[Data entries for graphics]
···

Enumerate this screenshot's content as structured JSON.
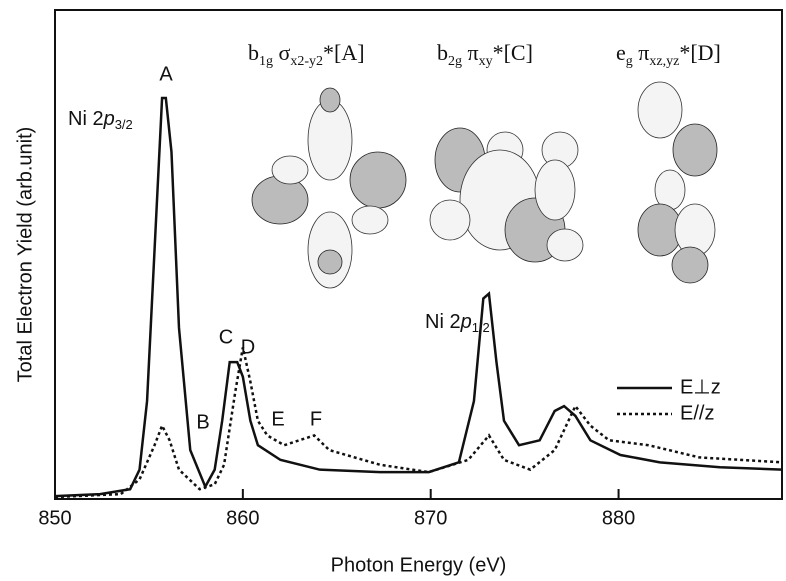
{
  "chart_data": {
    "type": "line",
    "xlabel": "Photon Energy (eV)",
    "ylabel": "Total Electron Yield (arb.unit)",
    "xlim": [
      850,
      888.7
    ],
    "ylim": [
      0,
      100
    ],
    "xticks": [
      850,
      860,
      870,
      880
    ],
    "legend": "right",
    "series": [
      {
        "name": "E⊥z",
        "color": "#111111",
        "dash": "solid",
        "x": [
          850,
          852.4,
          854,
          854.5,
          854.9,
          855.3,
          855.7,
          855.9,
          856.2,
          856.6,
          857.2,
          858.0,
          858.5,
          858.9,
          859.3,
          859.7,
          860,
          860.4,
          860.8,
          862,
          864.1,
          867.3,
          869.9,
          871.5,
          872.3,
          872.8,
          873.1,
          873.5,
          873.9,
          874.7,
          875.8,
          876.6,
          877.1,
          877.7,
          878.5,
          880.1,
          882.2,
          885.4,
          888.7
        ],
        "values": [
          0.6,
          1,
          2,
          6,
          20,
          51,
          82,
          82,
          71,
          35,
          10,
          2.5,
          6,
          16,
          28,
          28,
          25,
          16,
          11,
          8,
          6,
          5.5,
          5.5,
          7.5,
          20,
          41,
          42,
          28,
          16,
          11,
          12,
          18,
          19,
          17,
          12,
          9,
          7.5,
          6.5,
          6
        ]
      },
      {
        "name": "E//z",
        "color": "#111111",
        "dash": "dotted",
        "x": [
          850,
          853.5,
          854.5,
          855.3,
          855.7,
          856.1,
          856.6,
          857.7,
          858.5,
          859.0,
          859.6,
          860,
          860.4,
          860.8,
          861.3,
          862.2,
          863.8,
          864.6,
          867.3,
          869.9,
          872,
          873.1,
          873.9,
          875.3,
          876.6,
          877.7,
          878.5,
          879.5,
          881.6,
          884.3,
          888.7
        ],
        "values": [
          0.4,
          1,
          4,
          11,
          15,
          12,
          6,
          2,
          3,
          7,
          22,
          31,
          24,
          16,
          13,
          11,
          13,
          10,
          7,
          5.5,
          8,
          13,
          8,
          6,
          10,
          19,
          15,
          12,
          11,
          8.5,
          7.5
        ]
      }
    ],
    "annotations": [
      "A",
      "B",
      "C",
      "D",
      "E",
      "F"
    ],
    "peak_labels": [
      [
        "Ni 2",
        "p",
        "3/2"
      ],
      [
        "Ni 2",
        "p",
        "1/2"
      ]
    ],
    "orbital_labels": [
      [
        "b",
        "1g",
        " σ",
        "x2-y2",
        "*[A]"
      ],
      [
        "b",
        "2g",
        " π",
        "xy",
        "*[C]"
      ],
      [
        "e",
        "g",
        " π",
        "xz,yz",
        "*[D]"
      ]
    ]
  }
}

···

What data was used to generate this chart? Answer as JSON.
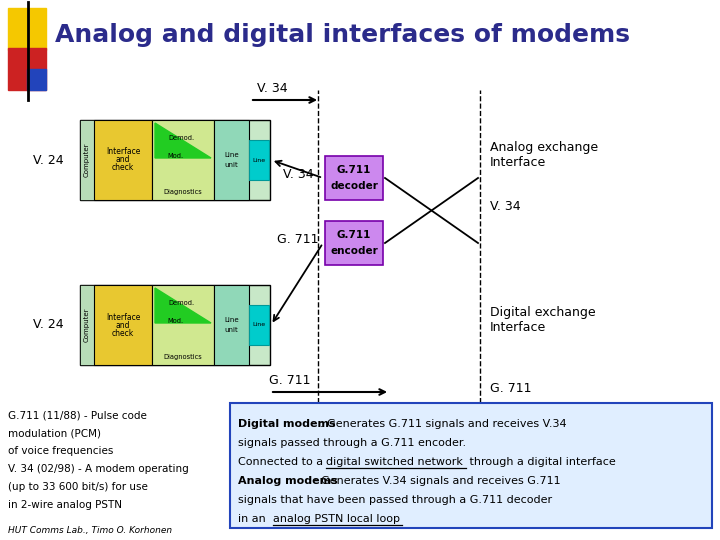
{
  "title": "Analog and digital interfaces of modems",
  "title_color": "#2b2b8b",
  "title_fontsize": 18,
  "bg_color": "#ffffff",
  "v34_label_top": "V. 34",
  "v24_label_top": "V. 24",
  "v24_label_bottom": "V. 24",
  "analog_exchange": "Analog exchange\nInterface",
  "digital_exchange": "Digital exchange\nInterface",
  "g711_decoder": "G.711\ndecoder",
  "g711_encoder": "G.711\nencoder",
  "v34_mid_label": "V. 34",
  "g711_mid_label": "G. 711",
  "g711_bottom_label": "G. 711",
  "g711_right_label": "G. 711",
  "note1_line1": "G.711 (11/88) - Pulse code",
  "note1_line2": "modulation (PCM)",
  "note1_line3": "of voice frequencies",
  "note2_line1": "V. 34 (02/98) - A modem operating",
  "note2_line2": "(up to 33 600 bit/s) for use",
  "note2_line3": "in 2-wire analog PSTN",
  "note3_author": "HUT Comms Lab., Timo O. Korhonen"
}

···

Written request
Scan the data above; copy every line where "this" appears.

Final result
Enumerate this screenshot's content as structured JSON.
What data was used to generate this chart? Answer as JSON.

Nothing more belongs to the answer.